* WORK TO BE COMPLETED
Every entry needs to be printed exactly, please.
------------
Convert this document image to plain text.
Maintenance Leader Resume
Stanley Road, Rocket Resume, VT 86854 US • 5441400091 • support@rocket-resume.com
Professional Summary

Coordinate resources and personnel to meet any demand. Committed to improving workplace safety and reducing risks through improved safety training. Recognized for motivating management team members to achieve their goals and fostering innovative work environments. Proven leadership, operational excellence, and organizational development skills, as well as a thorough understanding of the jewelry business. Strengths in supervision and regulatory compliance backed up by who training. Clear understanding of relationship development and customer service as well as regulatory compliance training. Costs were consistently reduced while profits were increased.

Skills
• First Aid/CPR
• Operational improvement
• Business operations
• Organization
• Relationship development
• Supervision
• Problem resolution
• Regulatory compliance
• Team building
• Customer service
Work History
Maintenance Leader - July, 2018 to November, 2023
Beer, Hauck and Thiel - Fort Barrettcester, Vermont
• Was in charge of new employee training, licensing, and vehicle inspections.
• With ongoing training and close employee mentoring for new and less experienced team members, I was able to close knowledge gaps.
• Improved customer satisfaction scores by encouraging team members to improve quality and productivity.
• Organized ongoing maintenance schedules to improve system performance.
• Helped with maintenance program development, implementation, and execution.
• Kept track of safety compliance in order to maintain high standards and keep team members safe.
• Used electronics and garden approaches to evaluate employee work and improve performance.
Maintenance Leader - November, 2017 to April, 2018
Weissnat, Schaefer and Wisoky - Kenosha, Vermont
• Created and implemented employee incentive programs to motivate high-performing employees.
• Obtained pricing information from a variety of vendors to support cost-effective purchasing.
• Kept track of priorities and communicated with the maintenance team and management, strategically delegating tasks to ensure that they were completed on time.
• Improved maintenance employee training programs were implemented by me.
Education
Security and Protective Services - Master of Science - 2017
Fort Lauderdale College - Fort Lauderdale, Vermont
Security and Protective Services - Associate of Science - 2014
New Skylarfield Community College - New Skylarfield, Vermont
------------
* THE RESPONSE
Convert this document image to plain text.
Maintenance Leader Resume
Stanley Road, Rocket Resume, VT 86854 US • 5441400091 • support@rocket-resume.com
Professional Summary

Coordinate resources and personnel to meet any demand. Committed to improving workplace safety and reducing risks through improved safety training. Recognized for motivating management team members to achieve their goals and fostering innovative work environments. Proven leadership, operational excellence, and organizational development skills, as well as a thorough understanding of the jewelry business. Strengths in supervision and regulatory compliance backed up by who training. Clear understanding of relationship development and customer service as well as regulatory compliance training. Costs were consistently reduced while profits were increased.

Skills
• First Aid/CPR
• Operational improvement
• Business operations
• Organization
• Relationship development
• Supervision
• Problem resolution
• Regulatory compliance
• Team building
• Customer service
Work History
Maintenance Leader - July, 2018 to November, 2023
Beer, Hauck and Thiel - Fort Barrettcester, Vermont
• Was in charge of new employee training, licensing, and vehicle inspections.
• With ongoing training and close employee mentoring for new and less experienced team members, I was able to close knowledge gaps.
• Improved customer satisfaction scores by encouraging team members to improve quality and productivity.
• Organized ongoing maintenance schedules to improve system performance.
• Helped with maintenance program development, implementation, and execution.
• Kept track of safety compliance in order to maintain high standards and keep team members safe.
• Used electronics and garden approaches to evaluate employee work and improve performance.
Maintenance Leader - November, 2017 to April, 2018
Weissnat, Schaefer and Wisoky - Kenosha, Vermont
• Created and implemented employee incentive programs to motivate high-performing employees.
• Obtained pricing information from a variety of vendors to support cost-effective purchasing.
• Kept track of priorities and communicated with the maintenance team and management, strategically delegating tasks to ensure that they were completed on time.
• Improved maintenance employee training programs were implemented by me.
Education
Security and Protective Services - Master of Science - 2017
Fort Lauderdale College - Fort Lauderdale, Vermont
Security and Protective Services - Associate of Science - 2014
New Skylarfield Community College - New Skylarfield, Vermont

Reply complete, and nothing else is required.